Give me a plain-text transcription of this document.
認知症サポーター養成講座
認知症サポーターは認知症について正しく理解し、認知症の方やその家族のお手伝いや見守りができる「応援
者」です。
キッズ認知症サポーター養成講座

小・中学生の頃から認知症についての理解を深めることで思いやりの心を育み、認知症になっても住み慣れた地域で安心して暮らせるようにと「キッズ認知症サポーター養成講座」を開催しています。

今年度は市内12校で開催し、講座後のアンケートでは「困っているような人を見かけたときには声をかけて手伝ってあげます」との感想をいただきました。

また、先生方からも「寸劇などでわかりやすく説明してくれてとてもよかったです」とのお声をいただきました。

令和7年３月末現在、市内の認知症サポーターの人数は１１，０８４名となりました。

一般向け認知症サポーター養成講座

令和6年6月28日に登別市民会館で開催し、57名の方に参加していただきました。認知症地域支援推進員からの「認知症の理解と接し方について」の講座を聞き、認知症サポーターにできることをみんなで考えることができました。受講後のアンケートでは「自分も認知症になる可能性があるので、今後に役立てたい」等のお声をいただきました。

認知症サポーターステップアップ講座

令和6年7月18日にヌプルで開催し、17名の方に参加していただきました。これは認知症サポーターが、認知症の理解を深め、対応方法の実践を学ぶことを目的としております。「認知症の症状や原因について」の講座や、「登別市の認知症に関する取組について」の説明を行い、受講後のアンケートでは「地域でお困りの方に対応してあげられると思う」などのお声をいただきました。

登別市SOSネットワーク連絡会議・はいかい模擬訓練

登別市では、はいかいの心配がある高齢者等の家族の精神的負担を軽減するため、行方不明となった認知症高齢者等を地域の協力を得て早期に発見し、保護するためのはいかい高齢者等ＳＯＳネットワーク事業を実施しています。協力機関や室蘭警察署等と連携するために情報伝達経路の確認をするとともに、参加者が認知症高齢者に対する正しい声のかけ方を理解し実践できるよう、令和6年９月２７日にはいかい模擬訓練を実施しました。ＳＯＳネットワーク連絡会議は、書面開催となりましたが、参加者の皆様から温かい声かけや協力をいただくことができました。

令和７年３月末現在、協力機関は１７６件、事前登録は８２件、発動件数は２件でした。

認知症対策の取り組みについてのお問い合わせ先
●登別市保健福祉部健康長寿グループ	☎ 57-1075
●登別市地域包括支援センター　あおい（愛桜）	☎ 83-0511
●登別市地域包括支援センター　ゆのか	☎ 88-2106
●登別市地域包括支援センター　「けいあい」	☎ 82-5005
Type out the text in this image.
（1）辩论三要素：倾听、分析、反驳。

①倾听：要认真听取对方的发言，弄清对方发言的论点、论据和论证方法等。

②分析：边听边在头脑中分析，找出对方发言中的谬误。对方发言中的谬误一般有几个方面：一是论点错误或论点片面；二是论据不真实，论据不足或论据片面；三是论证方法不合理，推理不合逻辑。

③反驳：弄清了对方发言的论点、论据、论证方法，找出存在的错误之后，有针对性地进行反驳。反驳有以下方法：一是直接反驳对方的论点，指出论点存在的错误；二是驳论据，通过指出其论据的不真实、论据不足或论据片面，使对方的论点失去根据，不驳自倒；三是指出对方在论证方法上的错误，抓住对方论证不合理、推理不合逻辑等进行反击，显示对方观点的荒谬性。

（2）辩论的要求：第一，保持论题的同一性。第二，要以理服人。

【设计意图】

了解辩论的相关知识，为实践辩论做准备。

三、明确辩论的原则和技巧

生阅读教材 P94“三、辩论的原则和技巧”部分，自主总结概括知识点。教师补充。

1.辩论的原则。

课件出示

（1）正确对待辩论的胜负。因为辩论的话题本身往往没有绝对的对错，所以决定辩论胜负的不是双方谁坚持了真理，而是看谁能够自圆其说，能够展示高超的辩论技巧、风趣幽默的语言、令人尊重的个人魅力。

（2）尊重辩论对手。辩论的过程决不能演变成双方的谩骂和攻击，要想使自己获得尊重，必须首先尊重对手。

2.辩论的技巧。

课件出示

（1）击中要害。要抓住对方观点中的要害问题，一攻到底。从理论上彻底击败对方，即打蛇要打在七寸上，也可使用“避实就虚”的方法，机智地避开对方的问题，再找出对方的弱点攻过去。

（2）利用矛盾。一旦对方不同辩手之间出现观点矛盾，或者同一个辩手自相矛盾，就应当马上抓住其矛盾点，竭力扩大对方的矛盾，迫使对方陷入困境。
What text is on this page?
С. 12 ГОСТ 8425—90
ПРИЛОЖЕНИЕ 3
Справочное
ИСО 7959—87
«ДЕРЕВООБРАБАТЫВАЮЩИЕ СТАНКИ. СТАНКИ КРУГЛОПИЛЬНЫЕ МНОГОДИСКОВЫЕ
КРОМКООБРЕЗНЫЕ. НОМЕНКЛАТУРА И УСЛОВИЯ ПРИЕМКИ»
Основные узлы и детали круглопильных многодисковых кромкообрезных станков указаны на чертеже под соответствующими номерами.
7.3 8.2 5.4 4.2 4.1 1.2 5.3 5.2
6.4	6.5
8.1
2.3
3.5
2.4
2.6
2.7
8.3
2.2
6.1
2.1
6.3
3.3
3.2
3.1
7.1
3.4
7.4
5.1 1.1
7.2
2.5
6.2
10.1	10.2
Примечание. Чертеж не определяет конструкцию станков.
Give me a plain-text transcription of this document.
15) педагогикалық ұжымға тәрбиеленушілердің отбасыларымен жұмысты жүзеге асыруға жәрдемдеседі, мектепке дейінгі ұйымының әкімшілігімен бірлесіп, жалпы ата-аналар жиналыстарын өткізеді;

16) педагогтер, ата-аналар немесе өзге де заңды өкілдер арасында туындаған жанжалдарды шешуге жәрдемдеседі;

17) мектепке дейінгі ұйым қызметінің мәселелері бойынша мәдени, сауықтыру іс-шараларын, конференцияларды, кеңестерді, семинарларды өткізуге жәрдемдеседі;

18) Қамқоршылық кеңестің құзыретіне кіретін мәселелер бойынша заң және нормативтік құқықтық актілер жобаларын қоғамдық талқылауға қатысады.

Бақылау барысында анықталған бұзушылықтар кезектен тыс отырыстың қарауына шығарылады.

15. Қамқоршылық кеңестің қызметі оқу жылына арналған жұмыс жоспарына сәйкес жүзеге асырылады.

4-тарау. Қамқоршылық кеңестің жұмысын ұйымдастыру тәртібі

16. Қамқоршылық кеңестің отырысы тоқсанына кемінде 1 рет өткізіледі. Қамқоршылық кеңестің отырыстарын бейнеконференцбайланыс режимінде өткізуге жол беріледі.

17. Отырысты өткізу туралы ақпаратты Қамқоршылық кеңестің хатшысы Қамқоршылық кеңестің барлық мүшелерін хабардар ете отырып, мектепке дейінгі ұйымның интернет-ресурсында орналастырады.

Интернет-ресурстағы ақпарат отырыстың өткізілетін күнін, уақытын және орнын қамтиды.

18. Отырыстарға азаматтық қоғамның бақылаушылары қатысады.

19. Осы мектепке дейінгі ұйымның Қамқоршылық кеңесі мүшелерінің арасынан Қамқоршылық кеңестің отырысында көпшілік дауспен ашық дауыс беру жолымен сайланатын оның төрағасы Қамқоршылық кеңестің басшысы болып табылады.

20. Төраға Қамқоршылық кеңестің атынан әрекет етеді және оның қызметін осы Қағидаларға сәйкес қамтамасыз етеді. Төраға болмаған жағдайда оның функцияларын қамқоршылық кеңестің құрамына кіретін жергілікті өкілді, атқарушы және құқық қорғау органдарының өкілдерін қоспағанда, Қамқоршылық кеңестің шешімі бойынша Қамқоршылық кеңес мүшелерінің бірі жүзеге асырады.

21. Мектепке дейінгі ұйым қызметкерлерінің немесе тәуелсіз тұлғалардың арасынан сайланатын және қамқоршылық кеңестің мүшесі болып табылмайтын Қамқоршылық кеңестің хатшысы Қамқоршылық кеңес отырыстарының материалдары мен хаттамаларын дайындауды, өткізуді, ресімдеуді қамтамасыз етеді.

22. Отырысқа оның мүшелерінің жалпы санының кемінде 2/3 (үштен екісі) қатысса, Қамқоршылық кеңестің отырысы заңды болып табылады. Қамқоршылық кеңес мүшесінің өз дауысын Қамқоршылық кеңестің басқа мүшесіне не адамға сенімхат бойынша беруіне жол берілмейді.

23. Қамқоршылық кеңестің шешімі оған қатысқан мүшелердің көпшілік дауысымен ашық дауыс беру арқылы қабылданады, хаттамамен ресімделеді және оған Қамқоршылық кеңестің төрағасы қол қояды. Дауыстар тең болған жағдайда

------------------------

- [TASK DESCRIPTION]
Return all lines of the material above in which the word "өткізуге" occurs.

- [RESPONSE TO THE EXERCISE]
17) мектепке дейінгі ұйым қызметінің мәселелері бойынша мәдени, сауықтыру іс-шараларын, конференцияларды, кеңестерді, семинарларды өткізуге жәрдемдеседі;
16. Қамқоршылық кеңестің отырысы тоқсанына кемінде 1 рет өткізіледі. Қамқоршылық кеңестің отырыстарын бейнеконференцбайланыс режимінде өткізуге жол беріледі.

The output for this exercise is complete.